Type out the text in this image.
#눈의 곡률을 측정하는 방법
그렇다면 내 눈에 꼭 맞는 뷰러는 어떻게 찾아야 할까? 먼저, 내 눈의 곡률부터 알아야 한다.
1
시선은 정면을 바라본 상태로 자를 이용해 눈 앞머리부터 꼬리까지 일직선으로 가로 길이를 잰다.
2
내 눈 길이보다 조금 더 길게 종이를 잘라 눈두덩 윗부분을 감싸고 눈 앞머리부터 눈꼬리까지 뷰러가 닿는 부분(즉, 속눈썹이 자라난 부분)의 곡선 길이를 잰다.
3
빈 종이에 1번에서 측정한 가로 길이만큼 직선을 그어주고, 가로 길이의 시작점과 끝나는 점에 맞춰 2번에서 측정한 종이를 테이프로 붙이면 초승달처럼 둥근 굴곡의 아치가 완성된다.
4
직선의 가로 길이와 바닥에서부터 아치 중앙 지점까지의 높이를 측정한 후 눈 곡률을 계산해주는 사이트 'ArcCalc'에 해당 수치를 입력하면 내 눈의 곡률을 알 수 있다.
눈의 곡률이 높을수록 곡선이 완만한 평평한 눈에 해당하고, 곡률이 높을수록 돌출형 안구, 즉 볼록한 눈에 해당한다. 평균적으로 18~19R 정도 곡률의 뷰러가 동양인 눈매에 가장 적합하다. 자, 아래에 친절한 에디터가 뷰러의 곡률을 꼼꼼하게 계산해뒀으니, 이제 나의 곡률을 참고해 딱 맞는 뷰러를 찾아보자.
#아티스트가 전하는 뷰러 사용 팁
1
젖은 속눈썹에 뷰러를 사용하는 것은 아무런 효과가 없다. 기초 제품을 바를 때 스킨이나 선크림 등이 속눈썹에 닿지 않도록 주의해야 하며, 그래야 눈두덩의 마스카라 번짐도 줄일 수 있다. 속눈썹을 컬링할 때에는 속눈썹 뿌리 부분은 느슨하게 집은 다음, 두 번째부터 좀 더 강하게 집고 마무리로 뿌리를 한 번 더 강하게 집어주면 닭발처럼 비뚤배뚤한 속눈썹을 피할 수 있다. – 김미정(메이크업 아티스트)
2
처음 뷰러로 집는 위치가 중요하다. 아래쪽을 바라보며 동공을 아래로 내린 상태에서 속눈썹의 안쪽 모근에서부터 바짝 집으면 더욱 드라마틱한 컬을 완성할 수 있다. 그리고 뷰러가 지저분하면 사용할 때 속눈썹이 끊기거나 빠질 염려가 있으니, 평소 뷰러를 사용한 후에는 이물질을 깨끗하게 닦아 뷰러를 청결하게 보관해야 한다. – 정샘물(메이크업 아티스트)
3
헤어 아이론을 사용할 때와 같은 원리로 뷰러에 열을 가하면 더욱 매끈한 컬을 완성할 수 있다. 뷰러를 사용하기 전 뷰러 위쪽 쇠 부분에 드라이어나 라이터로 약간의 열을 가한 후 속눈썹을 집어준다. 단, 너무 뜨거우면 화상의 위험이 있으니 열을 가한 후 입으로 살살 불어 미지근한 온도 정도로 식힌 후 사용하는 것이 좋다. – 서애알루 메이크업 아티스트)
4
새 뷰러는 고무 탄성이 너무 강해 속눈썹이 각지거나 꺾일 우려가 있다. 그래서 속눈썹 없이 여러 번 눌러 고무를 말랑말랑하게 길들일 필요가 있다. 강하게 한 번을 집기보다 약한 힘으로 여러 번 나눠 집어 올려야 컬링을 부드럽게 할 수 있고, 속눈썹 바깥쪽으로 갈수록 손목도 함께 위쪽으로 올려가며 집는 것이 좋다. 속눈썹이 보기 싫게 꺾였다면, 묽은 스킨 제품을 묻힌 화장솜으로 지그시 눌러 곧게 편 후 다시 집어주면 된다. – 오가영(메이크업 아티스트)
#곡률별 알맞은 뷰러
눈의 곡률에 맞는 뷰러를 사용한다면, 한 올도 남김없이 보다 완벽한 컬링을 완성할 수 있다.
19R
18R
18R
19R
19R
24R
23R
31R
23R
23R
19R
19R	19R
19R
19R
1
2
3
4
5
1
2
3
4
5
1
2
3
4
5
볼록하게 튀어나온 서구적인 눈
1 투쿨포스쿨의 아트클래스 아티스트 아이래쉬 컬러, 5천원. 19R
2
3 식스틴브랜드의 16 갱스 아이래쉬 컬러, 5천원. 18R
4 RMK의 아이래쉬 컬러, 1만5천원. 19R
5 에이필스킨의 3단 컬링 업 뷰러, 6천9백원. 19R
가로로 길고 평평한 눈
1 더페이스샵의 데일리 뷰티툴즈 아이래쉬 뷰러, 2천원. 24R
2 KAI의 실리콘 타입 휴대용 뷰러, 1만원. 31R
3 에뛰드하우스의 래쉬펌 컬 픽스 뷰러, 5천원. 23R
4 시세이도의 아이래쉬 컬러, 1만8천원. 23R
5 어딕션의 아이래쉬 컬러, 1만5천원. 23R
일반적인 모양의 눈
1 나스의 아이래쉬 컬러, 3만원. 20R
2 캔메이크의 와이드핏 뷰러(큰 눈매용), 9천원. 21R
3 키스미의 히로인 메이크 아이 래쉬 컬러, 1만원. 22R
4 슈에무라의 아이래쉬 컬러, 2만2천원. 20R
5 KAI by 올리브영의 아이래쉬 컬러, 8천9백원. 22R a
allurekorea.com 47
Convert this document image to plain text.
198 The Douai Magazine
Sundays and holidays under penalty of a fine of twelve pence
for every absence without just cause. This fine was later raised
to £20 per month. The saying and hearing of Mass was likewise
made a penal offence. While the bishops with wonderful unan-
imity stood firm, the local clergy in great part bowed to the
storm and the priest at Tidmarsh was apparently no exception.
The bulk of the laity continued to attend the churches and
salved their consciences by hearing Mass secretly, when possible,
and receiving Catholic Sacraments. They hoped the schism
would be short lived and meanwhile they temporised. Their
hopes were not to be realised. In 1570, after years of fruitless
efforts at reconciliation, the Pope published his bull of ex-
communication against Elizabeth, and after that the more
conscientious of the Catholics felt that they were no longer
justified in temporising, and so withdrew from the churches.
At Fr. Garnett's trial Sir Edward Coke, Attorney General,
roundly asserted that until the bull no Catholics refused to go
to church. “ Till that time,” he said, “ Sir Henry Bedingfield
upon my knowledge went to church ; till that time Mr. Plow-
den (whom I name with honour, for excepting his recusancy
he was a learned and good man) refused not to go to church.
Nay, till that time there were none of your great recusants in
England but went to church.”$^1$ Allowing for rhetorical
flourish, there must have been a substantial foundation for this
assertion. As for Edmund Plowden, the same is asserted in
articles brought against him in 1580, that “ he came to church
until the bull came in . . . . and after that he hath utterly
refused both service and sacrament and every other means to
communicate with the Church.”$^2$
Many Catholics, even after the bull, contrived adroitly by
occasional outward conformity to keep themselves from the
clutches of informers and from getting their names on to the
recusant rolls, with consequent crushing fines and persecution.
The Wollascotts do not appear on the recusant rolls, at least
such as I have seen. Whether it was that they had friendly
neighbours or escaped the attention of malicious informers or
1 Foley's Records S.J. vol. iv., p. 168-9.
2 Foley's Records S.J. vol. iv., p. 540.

+===+

## INSTRUCTIONS TO FOLLOW:
Go through the listing above and report how many of its lines contain the word "rolls", with only the number as output.

## SOLUTION TO THIS PROBLEM:
2